*EXERCISE TASK:* Without omitting anything, retype the data that follows.
— START OF DATA EXTRACT —
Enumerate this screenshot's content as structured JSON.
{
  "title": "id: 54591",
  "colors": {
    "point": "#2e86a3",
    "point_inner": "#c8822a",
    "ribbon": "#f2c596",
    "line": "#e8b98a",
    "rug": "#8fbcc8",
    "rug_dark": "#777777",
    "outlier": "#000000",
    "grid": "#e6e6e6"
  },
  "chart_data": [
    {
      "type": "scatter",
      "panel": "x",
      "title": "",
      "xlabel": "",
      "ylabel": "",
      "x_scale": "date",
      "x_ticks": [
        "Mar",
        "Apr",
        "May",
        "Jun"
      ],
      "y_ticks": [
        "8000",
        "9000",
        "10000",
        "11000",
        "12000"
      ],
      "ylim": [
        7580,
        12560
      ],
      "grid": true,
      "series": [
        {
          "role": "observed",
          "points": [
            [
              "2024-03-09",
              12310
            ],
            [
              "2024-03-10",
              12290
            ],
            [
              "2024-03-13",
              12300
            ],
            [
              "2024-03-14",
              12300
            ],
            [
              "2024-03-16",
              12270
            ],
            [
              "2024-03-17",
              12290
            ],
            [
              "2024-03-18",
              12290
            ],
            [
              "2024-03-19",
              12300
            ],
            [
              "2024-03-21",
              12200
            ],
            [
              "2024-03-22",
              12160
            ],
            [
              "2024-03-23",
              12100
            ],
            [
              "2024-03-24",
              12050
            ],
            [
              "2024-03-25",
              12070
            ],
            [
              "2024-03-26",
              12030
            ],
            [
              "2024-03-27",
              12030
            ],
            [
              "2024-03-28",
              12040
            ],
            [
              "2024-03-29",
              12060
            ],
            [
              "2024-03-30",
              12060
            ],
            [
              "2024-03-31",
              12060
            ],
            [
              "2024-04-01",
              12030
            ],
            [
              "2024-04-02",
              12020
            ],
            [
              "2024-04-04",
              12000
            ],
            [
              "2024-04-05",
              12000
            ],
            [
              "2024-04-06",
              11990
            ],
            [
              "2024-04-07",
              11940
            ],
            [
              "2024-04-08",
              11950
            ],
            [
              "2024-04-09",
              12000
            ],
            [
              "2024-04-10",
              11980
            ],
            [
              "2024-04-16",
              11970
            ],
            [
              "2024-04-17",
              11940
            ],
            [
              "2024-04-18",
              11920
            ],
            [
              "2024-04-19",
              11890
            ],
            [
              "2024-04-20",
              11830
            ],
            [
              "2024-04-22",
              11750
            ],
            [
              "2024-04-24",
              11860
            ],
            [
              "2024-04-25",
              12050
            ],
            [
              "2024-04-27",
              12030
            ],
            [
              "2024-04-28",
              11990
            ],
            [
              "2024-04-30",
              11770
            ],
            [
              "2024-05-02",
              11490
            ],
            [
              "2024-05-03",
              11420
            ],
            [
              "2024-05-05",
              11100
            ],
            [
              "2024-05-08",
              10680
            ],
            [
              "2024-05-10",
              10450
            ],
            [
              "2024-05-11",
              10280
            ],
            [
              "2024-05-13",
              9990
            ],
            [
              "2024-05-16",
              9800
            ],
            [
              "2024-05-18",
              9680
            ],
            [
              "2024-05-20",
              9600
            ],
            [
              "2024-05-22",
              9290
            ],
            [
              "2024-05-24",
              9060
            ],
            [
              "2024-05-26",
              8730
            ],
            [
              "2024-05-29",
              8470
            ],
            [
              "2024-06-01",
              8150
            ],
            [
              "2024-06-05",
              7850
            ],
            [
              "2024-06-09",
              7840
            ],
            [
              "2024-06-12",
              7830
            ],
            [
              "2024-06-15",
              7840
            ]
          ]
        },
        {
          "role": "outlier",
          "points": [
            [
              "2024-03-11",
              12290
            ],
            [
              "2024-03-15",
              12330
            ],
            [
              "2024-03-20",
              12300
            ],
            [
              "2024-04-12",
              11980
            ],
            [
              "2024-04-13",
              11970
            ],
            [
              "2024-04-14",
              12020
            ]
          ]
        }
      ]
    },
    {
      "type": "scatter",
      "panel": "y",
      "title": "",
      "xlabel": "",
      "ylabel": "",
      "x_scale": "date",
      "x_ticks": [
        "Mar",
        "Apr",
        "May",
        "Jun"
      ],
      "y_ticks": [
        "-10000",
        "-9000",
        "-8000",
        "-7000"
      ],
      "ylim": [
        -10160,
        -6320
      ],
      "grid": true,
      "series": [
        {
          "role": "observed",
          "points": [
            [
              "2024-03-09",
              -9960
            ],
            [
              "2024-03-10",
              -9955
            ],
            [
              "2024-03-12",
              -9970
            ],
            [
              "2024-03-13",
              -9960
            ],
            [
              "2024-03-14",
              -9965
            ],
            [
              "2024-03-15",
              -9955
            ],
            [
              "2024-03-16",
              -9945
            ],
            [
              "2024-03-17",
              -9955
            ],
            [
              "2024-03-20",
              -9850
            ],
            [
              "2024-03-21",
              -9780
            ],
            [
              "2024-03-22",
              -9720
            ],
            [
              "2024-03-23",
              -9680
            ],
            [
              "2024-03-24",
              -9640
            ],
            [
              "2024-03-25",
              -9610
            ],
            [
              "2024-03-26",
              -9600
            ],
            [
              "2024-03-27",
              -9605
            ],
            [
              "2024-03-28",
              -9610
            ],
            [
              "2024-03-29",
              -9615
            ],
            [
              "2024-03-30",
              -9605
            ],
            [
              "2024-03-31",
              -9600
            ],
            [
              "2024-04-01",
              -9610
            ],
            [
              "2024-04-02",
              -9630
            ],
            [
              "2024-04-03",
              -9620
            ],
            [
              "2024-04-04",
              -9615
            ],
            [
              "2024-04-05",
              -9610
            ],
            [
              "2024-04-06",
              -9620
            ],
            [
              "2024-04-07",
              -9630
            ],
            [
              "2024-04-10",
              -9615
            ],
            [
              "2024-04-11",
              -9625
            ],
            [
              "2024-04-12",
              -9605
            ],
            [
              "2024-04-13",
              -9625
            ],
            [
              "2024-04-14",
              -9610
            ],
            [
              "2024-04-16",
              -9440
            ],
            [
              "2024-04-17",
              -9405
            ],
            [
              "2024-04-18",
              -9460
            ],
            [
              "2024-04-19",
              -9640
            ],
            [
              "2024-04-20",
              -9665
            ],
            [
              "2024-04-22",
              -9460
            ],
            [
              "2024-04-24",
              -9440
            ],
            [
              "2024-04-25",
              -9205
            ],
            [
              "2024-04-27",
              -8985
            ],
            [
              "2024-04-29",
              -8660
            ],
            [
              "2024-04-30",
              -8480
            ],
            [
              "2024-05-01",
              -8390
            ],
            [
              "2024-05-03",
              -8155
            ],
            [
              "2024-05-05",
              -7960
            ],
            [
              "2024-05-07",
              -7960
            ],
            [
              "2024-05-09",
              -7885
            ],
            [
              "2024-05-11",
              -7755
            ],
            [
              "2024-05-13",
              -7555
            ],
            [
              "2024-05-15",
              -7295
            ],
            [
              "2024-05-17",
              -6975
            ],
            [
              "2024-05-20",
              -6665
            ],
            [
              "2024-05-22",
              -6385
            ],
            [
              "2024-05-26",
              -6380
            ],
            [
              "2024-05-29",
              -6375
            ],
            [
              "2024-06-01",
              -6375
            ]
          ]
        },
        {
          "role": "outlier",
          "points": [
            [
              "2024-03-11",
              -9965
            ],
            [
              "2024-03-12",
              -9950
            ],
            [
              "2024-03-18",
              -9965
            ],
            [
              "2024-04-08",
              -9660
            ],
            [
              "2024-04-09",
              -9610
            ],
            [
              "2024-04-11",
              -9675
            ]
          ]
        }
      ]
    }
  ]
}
— END OF DATA EXTRACT —
*RESULT OF THE EXERCISE:*
Enumerate this screenshot's content as structured JSON.
{
  "title": "id: 54591",
  "colors": {
    "point": "#2e86a3",
    "point_inner": "#c8822a",
    "ribbon": "#f2c596",
    "line": "#e8b98a",
    "rug": "#8fbcc8",
    "rug_dark": "#777777",
    "outlier": "#000000",
    "grid": "#e6e6e6"
  },
  "chart_data": [
    {
      "type": "scatter",
      "panel": "x",
      "title": "",
      "xlabel": "",
      "ylabel": "",
      "x_scale": "date",
      "x_ticks": [
        "Mar",
        "Apr",
        "May",
        "Jun"
      ],
      "y_ticks": [
        "8000",
        "9000",
        "10000",
        "11000",
        "12000"
      ],
      "ylim": [
        7580,
        12560
      ],
      "grid": true,
      "series": [
        {
          "role": "observed",
          "points": [
            [
              "2024-03-09",
              12310
            ],
            [
              "2024-03-10",
              12290
            ],
            [
              "2024-03-13",
              12300
            ],
            [
              "2024-03-14",
              12300
            ],
            [
              "2024-03-16",
              12270
            ],
            [
              "2024-03-17",
              12290
            ],
            [
              "2024-03-18",
              12290
            ],
            [
              "2024-03-19",
              12300
            ],
            [
              "2024-03-21",
              12200
            ],
            [
              "2024-03-22",
              12160
            ],
            [
              "2024-03-23",
              12100
            ],
            [
              "2024-03-24",
              12050
            ],
            [
              "2024-03-25",
              12070
            ],
            [
              "2024-03-26",
              12030
            ],
            [
              "2024-03-27",
              12030
            ],
            [
              "2024-03-28",
              12040
            ],
            [
              "2024-03-29",
              12060
            ],
            [
              "2024-03-30",
              12060
            ],
            [
              "2024-03-31",
              12060
            ],
            [
              "2024-04-01",
              12030
            ],
            [
              "2024-04-02",
              12020
            ],
            [
              "2024-04-04",
              12000
            ],
            [
              "2024-04-05",
              12000
            ],
            [
              "2024-04-06",
              11990
            ],
            [
              "2024-04-07",
              11940
            ],
            [
              "2024-04-08",
              11950
            ],
            [
              "2024-04-09",
              12000
            ],
            [
              "2024-04-10",
              11980
            ],
            [
              "2024-04-16",
              11970
            ],
            [
              "2024-04-17",
              11940
            ],
            [
              "2024-04-18",
              11920
            ],
            [
              "2024-04-19",
              11890
            ],
            [
              "2024-04-20",
              11830
            ],
            [
              "2024-04-22",
              11750
            ],
            [
              "2024-04-24",
              11860
            ],
            [
              "2024-04-25",
              12050
            ],
            [
              "2024-04-27",
              12030
            ],
            [
              "2024-04-28",
              11990
            ],
            [
              "2024-04-30",
              11770
            ],
            [
              "2024-05-02",
              11490
            ],
            [
              "2024-05-03",
              11420
            ],
            [
              "2024-05-05",
              11100
            ],
            [
              "2024-05-08",
              10680
            ],
            [
              "2024-05-10",
              10450
            ],
            [
              "2024-05-11",
              10280
            ],
            [
              "2024-05-13",
              9990
            ],
            [
              "2024-05-16",
              9800
            ],
            [
              "2024-05-18",
              9680
            ],
            [
              "2024-05-20",
              9600
            ],
            [
              "2024-05-22",
              9290
            ],
            [
              "2024-05-24",
              9060
            ],
            [
              "2024-05-26",
              8730
            ],
            [
              "2024-05-29",
              8470
            ],
            [
              "2024-06-01",
              8150
            ],
            [
              "2024-06-05",
              7850
            ],
            [
              "2024-06-09",
              7840
            ],
            [
              "2024-06-12",
              7830
            ],
            [
              "2024-06-15",
              7840
            ]
          ]
        },
        {
          "role": "outlier",
          "points": [
            [
              "2024-03-11",
              12290
            ],
            [
              "2024-03-15",
              12330
            ],
            [
              "2024-03-20",
              12300
            ],
            [
              "2024-04-12",
              11980
            ],
            [
              "2024-04-13",
              11970
            ],
            [
              "2024-04-14",
              12020
            ]
          ]
        }
      ]
    },
    {
      "type": "scatter",
      "panel": "y",
      "title": "",
      "xlabel": "",
      "ylabel": "",
      "x_scale": "date",
      "x_ticks": [
        "Mar",
        "Apr",
        "May",
        "Jun"
      ],
      "y_ticks": [
        "-10000",
        "-9000",
        "-8000",
        "-7000"
      ],
      "ylim": [
        -10160,
        -6320
      ],
      "grid": true,
      "series": [
        {
          "role": "observed",
          "points": [
            [
              "2024-03-09",
              -9960
            ],
            [
              "2024-03-10",
              -9955
            ],
            [
              "2024-03-12",
              -9970
            ],
            [
              "2024-03-13",
              -9960
            ],
            [
              "2024-03-14",
              -9965
            ],
            [
              "2024-03-15",
              -9955
            ],
            [
              "2024-03-16",
              -9945
            ],
            [
              "2024-03-17",
              -9955
            ],
            [
              "2024-03-20",
              -9850
            ],
            [
              "2024-03-21",
              -9780
            ],
            [
              "2024-03-22",
              -9720
            ],
            [
              "2024-03-23",
              -9680
            ],
            [
              "2024-03-24",
              -9640
            ],
            [
              "2024-03-25",
              -9610
            ],
            [
              "2024-03-26",
              -9600
            ],
            [
              "2024-03-27",
              -9605
            ],
            [
              "2024-03-28",
              -9610
            ],
            [
              "2024-03-29",
              -9615
            ],
            [
              "2024-03-30",
              -9605
            ],
            [
              "2024-03-31",
              -9600
            ],
            [
              "2024-04-01",
              -9610
            ],
            [
              "2024-04-02",
              -9630
            ],
            [
              "2024-04-03",
              -9620
            ],
            [
              "2024-04-04",
              -9615
            ],
            [
              "2024-04-05",
              -9610
            ],
            [
              "2024-04-06",
              -9620
            ],
            [
              "2024-04-07",
              -9630
            ],
            [
              "2024-04-10",
              -9615
            ],
            [
              "2024-04-11",
              -9625
            ],
            [
              "2024-04-12",
              -9605
            ],
            [
              "2024-04-13",
              -9625
            ],
            [
              "2024-04-14",
              -9610
            ],
            [
              "2024-04-16",
              -9440
            ],
            [
              "2024-04-17",
              -9405
            ],
            [
              "2024-04-18",
              -9460
            ],
            [
              "2024-04-19",
              -9640
            ],
            [
              "2024-04-20",
              -9665
            ],
            [
              "2024-04-22",
              -9460
            ],
            [
              "2024-04-24",
              -9440
            ],
            [
              "2024-04-25",
              -9205
            ],
            [
              "2024-04-27",
              -8985
            ],
            [
              "2024-04-29",
              -8660
            ],
            [
              "2024-04-30",
              -8480
            ],
            [
              "2024-05-01",
              -8390
            ],
            [
              "2024-05-03",
              -8155
            ],
            [
              "2024-05-05",
              -7960
            ],
            [
              "2024-05-07",
              -7960
            ],
            [
              "2024-05-09",
              -7885
            ],
            [
              "2024-05-11",
              -7755
            ],
            [
              "2024-05-13",
              -7555
            ],
            [
              "2024-05-15",
              -7295
            ],
            [
              "2024-05-17",
              -6975
            ],
            [
              "2024-05-20",
              -6665
            ],
            [
              "2024-05-22",
              -6385
            ],
            [
              "2024-05-26",
              -6380
            ],
            [
              "2024-05-29",
              -6375
            ],
            [
              "2024-06-01",
              -6375
            ]
          ]
        },
        {
          "role": "outlier",
          "points": [
            [
              "2024-03-11",
              -9965
            ],
            [
              "2024-03-12",
              -9950
            ],
            [
              "2024-03-18",
              -9965
            ],
            [
              "2024-04-08",
              -9660
            ],
            [
              "2024-04-09",
              -9610
            ],
            [
              "2024-04-11",
              -9675
            ]
          ]
        }
      ]
    }
  ]
}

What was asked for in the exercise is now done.